Exercise brief:
Print all of the entries exactly, minus the pictures.
== Input ==
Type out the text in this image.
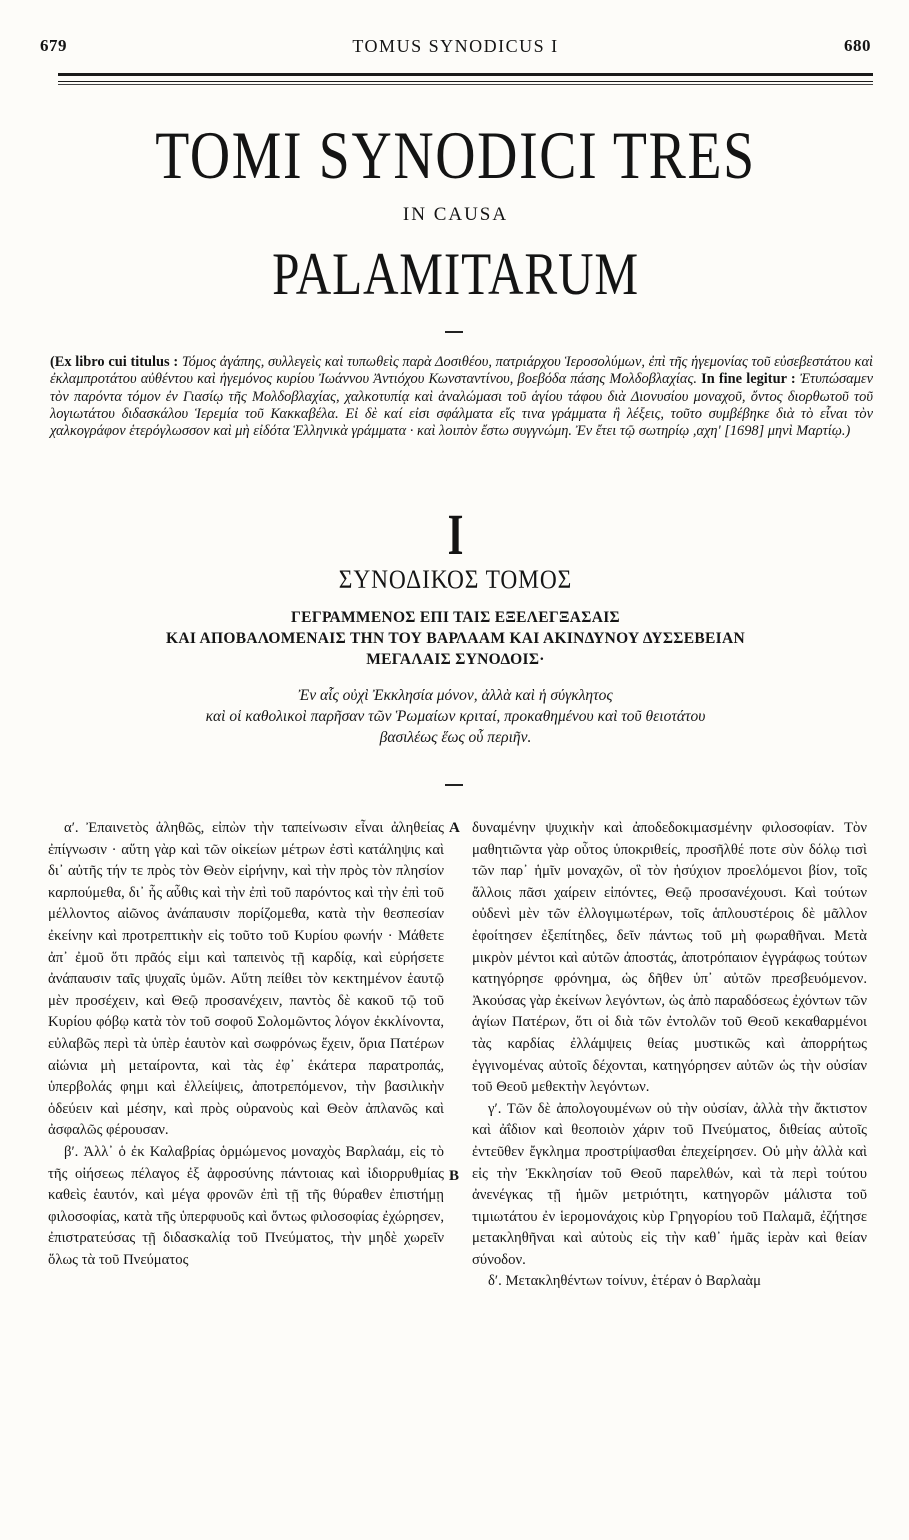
679	TOMUS SYNODICUS I	680
TOMI SYNODICI TRES
IN CAUSA
PALAMITARUM
(Ex libro cui titulus : Τόμος ἀγάπης, συλλεγεὶς καὶ τυπωθεὶς παρὰ Δοσιθέου, πατριάρχου Ἱεροσολύμων, ἐπὶ τῆς ἡγεμονίας τοῦ εὐσεβεστάτου καὶ ἐκλαμπροτάτου αὐθέντου καὶ ἡγεμόνος κυρίου Ἰωάννου Ἀντιόχου Κωνσταντίνου, βοεβόδα πάσης Μολδοβλαχίας. In fine legitur : Ἐτυπώσαμεν τὸν παρόντα τόμον ἐν Γιασίῳ τῆς Μολδοβλαχίας, χαλκοτυπίᾳ καὶ ἀναλώμασι τοῦ ἁγίου τάφου διὰ Διονυσίου μοναχοῦ, ὄντος διορθωτοῦ τοῦ λογιωτάτου διδασκάλου Ἱερεμία τοῦ Κακκαβέλα. Εἰ δὲ καί εἰσι σφάλματα εἴς τινα γράμματα ἢ λέξεις, τοῦτο συμβέβηκε διὰ τὸ εἶναι τὸν χαλκογράφον ἑτερόγλωσσον καὶ μὴ εἰδότα Ἑλληνικὰ γράμματα · καὶ λοιπὸν ἔστω συγγνώμη. Ἐν ἔτει τῷ σωτηρίῳ ,αχηʹ [1698] μηνὶ Μαρτίῳ.)
I
ΣΥΝΟΔΙΚΟΣ ΤΟΜΟΣ
ΓΕΓΡΑΜΜΕΝΟΣ ΕΠΙ ΤΑΙΣ ΕΞΕΛΕΓΞΑΣΑΙΣ
ΚΑΙ ΑΠΟΒΑΛΟΜΕΝΑΙΣ ΤΗΝ ΤΟΥ ΒΑΡΛΑΑΜ ΚΑΙ ΑΚΙΝΔΥΝΟΥ ΔΥΣΣΕΒΕΙΑΝ
ΜΕΓΑΛΑΙΣ ΣΥΝΟΔΟΙΣ·
Ἐν αἷς οὐχὶ Ἐκκλησία μόνον, ἀλλὰ καὶ ἡ σύγκλητος
καὶ οἱ καθολικοὶ παρῆσαν τῶν Ῥωμαίων κριταί, προκαθημένου καὶ τοῦ θειοτάτου
βασιλέως ἕως οὗ περιῆν.

αʹ. Ἐπαινετὸς ἀληθῶς, εἰπὼν τὴν ταπείνωσιν εἶναι ἀληθείας ἐπίγνωσιν · αὕτη γὰρ καὶ τῶν οἰκείων μέτρων ἐστὶ κατάληψις καὶ δι᾽ αὐτῆς τήν τε πρὸς τὸν Θεὸν εἰρήνην, καὶ τὴν πρὸς τὸν πλησίον καρπούμεθα, δι᾽ ἧς αὖθις καὶ τὴν ἐπὶ τοῦ παρόντος καὶ τὴν ἐπὶ τοῦ μέλλοντος αἰῶνος ἀνάπαυσιν πορίζομεθα, κατὰ τὴν θεσπεσίαν ἐκείνην καὶ προτρεπτικὴν εἰς τοῦτο τοῦ Κυρίου φωνήν · Μάθετε ἀπ᾽ ἐμοῦ ὅτι πρᾶός εἰμι καὶ ταπεινὸς τῇ καρδίᾳ, καὶ εὑρήσετε ἀνάπαυσιν ταῖς ψυχαῖς ὑμῶν. Αὕτη πείθει τὸν κεκτημένον ἑαυτῷ μὲν προσέχειν, καὶ Θεῷ προσανέχειν, παντὸς δὲ κακοῦ τῷ τοῦ Κυρίου φόβῳ κατὰ τὸν τοῦ σοφοῦ Σολομῶντος λόγον ἐκκλίνοντα, εὐλαβῶς περὶ τὰ ὑπὲρ ἑαυτὸν καὶ σωφρόνως ἔχειν, ὅρια Πατέρων αἰώνια μὴ μεταίροντα, καὶ τὰς ἐφ᾽ ἑκάτερα παρατροπάς, ὑπερβολάς φημι καὶ ἐλλείψεις, ἀποτρεπόμενον, τὴν βασιλικὴν ὁδεύειν καὶ μέσην, καὶ πρὸς οὐρανοὺς καὶ Θεὸν ἀπλανῶς καὶ ἀσφαλῶς φέρουσαν.

βʹ. Ἀλλ᾽ ὁ ἐκ Καλαβρίας ὁρμώμενος μοναχὸς Βαρλαάμ, εἰς τὸ τῆς οἰήσεως πέλαγος ἐξ ἀφροσύνης πάντοιας καὶ ἰδιορρυθμίας καθεὶς ἑαυτόν, καὶ μέγα φρονῶν ἐπὶ τῇ τῆς θύραθεν ἐπιστήμῃ φιλοσοφίας, κατὰ τῆς ὑπερφυοῦς καὶ ὄντως φιλοσοφίας ἐχώρησεν, ἐπιστρατεύσας τῇ διδασκαλίᾳ τοῦ Πνεύματος, τὴν μηδὲ χωρεῖν ὅλως τὰ τοῦ Πνεύματος

A
B

δυναμένην ψυχικὴν καὶ ἀποδεδοκιμασμένην φιλοσοφίαν. Τὸν μαθητιῶντα γὰρ οὗτος ὑποκριθείς, προσῆλθέ ποτε σὺν δόλῳ τισὶ τῶν παρ᾽ ἡμῖν μοναχῶν, οἳ τὸν ἡσύχιον προελόμενοι βίον, τοῖς ἄλλοις πᾶσι χαίρειν εἰπόντες, Θεῷ προσανέχουσι. Καὶ τούτων οὐδενὶ μὲν τῶν ἐλλογιμωτέρων, τοῖς ἁπλουστέροις δὲ μᾶλλον ἐφοίτησεν ἐξεπίτηδες, δεῖν πάντως τοῦ μὴ φωραθῆναι. Μετὰ μικρὸν μέντοι καὶ αὐτῶν ἀποστάς, ἀποτρόπαιον ἐγγράφως τούτων κατηγόρησε φρόνημα, ὡς δῆθεν ὑπ᾽ αὐτῶν πρεσβευόμενον. Ἀκούσας γὰρ ἐκείνων λεγόντων, ὡς ἀπὸ παραδόσεως ἐχόντων τῶν ἁγίων Πατέρων, ὅτι οἱ διὰ τῶν ἐντολῶν τοῦ Θεοῦ κεκαθαρμένοι τὰς καρδίας ἐλλάμψεις θείας μυστικῶς καὶ ἀπορρήτως ἐγγινομένας αὐτοῖς δέχονται, κατηγόρησεν αὐτῶν ὡς τὴν οὐσίαν τοῦ Θεοῦ μεθεκτὴν λεγόντων.

γʹ. Τῶν δὲ ἀπολογουμένων οὐ τὴν οὐσίαν, ἀλλὰ τὴν ἄκτιστον καὶ ἀΐδιον καὶ θεοποιὸν χάριν τοῦ Πνεύματος, διθείας αὐτοῖς ἐντεῦθεν ἔγκλημα προστρίψασθαι ἐπεχείρησεν. Οὐ μὴν ἀλλὰ καὶ εἰς τὴν Ἐκκλησίαν τοῦ Θεοῦ παρελθών, καὶ τὰ περὶ τούτου ἀνενέγκας τῇ ἡμῶν μετριότητι, κατηγορῶν μάλιστα τοῦ τιμιωτάτου ἐν ἱερομονάχοις κὺρ Γρηγορίου τοῦ Παλαμᾶ, ἐζήτησε μετακληθῆναι καὶ αὐτοὺς εἰς τὴν καθ᾽ ἡμᾶς ἱερὰν καὶ θείαν σύνοδον.

δʹ. Μετακληθέντων τοίνυν, ἑτέραν ὁ Βαρλαὰμ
===
Answer for the task:
Type out the text in this image.
679	TOMUS SYNODICUS I	680
TOMI SYNODICI TRES
IN CAUSA
PALAMITARUM
(Ex libro cui titulus : Τόμος ἀγάπης, συλλεγεὶς καὶ τυπωθεὶς παρὰ Δοσιθέου, πατριάρχου Ἱεροσολύμων, ἐπὶ τῆς ἡγεμονίας τοῦ εὐσεβεστάτου καὶ ἐκλαμπροτάτου αὐθέντου καὶ ἡγεμόνος κυρίου Ἰωάννου Ἀντιόχου Κωνσταντίνου, βοεβόδα πάσης Μολδοβλαχίας. In fine legitur : Ἐτυπώσαμεν τὸν παρόντα τόμον ἐν Γιασίῳ τῆς Μολδοβλαχίας, χαλκοτυπίᾳ καὶ ἀναλώμασι τοῦ ἁγίου τάφου διὰ Διονυσίου μοναχοῦ, ὄντος διορθωτοῦ τοῦ λογιωτάτου διδασκάλου Ἱερεμία τοῦ Κακκαβέλα. Εἰ δὲ καί εἰσι σφάλματα εἴς τινα γράμματα ἢ λέξεις, τοῦτο συμβέβηκε διὰ τὸ εἶναι τὸν χαλκογράφον ἑτερόγλωσσον καὶ μὴ εἰδότα Ἑλληνικὰ γράμματα · καὶ λοιπὸν ἔστω συγγνώμη. Ἐν ἔτει τῷ σωτηρίῳ ,αχηʹ [1698] μηνὶ Μαρτίῳ.)
I
ΣΥΝΟΔΙΚΟΣ ΤΟΜΟΣ
ΓΕΓΡΑΜΜΕΝΟΣ ΕΠΙ ΤΑΙΣ ΕΞΕΛΕΓΞΑΣΑΙΣ
ΚΑΙ ΑΠΟΒΑΛΟΜΕΝΑΙΣ ΤΗΝ ΤΟΥ ΒΑΡΛΑΑΜ ΚΑΙ ΑΚΙΝΔΥΝΟΥ ΔΥΣΣΕΒΕΙΑΝ
ΜΕΓΑΛΑΙΣ ΣΥΝΟΔΟΙΣ·
Ἐν αἷς οὐχὶ Ἐκκλησία μόνον, ἀλλὰ καὶ ἡ σύγκλητος
καὶ οἱ καθολικοὶ παρῆσαν τῶν Ῥωμαίων κριταί, προκαθημένου καὶ τοῦ θειοτάτου
βασιλέως ἕως οὗ περιῆν.

αʹ. Ἐπαινετὸς ἀληθῶς, εἰπὼν τὴν ταπείνωσιν εἶναι ἀληθείας ἐπίγνωσιν · αὕτη γὰρ καὶ τῶν οἰκείων μέτρων ἐστὶ κατάληψις καὶ δι᾽ αὐτῆς τήν τε πρὸς τὸν Θεὸν εἰρήνην, καὶ τὴν πρὸς τὸν πλησίον καρπούμεθα, δι᾽ ἧς αὖθις καὶ τὴν ἐπὶ τοῦ παρόντος καὶ τὴν ἐπὶ τοῦ μέλλοντος αἰῶνος ἀνάπαυσιν πορίζομεθα, κατὰ τὴν θεσπεσίαν ἐκείνην καὶ προτρεπτικὴν εἰς τοῦτο τοῦ Κυρίου φωνήν · Μάθετε ἀπ᾽ ἐμοῦ ὅτι πρᾶός εἰμι καὶ ταπεινὸς τῇ καρδίᾳ, καὶ εὑρήσετε ἀνάπαυσιν ταῖς ψυχαῖς ὑμῶν. Αὕτη πείθει τὸν κεκτημένον ἑαυτῷ μὲν προσέχειν, καὶ Θεῷ προσανέχειν, παντὸς δὲ κακοῦ τῷ τοῦ Κυρίου φόβῳ κατὰ τὸν τοῦ σοφοῦ Σολομῶντος λόγον ἐκκλίνοντα, εὐλαβῶς περὶ τὰ ὑπὲρ ἑαυτὸν καὶ σωφρόνως ἔχειν, ὅρια Πατέρων αἰώνια μὴ μεταίροντα, καὶ τὰς ἐφ᾽ ἑκάτερα παρατροπάς, ὑπερβολάς φημι καὶ ἐλλείψεις, ἀποτρεπόμενον, τὴν βασιλικὴν ὁδεύειν καὶ μέσην, καὶ πρὸς οὐρανοὺς καὶ Θεὸν ἀπλανῶς καὶ ἀσφαλῶς φέρουσαν.

βʹ. Ἀλλ᾽ ὁ ἐκ Καλαβρίας ὁρμώμενος μοναχὸς Βαρλαάμ, εἰς τὸ τῆς οἰήσεως πέλαγος ἐξ ἀφροσύνης πάντοιας καὶ ἰδιορρυθμίας καθεὶς ἑαυτόν, καὶ μέγα φρονῶν ἐπὶ τῇ τῆς θύραθεν ἐπιστήμῃ φιλοσοφίας, κατὰ τῆς ὑπερφυοῦς καὶ ὄντως φιλοσοφίας ἐχώρησεν, ἐπιστρατεύσας τῇ διδασκαλίᾳ τοῦ Πνεύματος, τὴν μηδὲ χωρεῖν ὅλως τὰ τοῦ Πνεύματος

A
B

δυναμένην ψυχικὴν καὶ ἀποδεδοκιμασμένην φιλοσοφίαν. Τὸν μαθητιῶντα γὰρ οὗτος ὑποκριθείς, προσῆλθέ ποτε σὺν δόλῳ τισὶ τῶν παρ᾽ ἡμῖν μοναχῶν, οἳ τὸν ἡσύχιον προελόμενοι βίον, τοῖς ἄλλοις πᾶσι χαίρειν εἰπόντες, Θεῷ προσανέχουσι. Καὶ τούτων οὐδενὶ μὲν τῶν ἐλλογιμωτέρων, τοῖς ἁπλουστέροις δὲ μᾶλλον ἐφοίτησεν ἐξεπίτηδες, δεῖν πάντως τοῦ μὴ φωραθῆναι. Μετὰ μικρὸν μέντοι καὶ αὐτῶν ἀποστάς, ἀποτρόπαιον ἐγγράφως τούτων κατηγόρησε φρόνημα, ὡς δῆθεν ὑπ᾽ αὐτῶν πρεσβευόμενον. Ἀκούσας γὰρ ἐκείνων λεγόντων, ὡς ἀπὸ παραδόσεως ἐχόντων τῶν ἁγίων Πατέρων, ὅτι οἱ διὰ τῶν ἐντολῶν τοῦ Θεοῦ κεκαθαρμένοι τὰς καρδίας ἐλλάμψεις θείας μυστικῶς καὶ ἀπορρήτως ἐγγινομένας αὐτοῖς δέχονται, κατηγόρησεν αὐτῶν ὡς τὴν οὐσίαν τοῦ Θεοῦ μεθεκτὴν λεγόντων.

γʹ. Τῶν δὲ ἀπολογουμένων οὐ τὴν οὐσίαν, ἀλλὰ τὴν ἄκτιστον καὶ ἀΐδιον καὶ θεοποιὸν χάριν τοῦ Πνεύματος, διθείας αὐτοῖς ἐντεῦθεν ἔγκλημα προστρίψασθαι ἐπεχείρησεν. Οὐ μὴν ἀλλὰ καὶ εἰς τὴν Ἐκκλησίαν τοῦ Θεοῦ παρελθών, καὶ τὰ περὶ τούτου ἀνενέγκας τῇ ἡμῶν μετριότητι, κατηγορῶν μάλιστα τοῦ τιμιωτάτου ἐν ἱερομονάχοις κὺρ Γρηγορίου τοῦ Παλαμᾶ, ἐζήτησε μετακληθῆναι καὶ αὐτοὺς εἰς τὴν καθ᾽ ἡμᾶς ἱερὰν καὶ θείαν σύνοδον.

δʹ. Μετακληθέντων τοίνυν, ἑτέραν ὁ Βαρλαὰμ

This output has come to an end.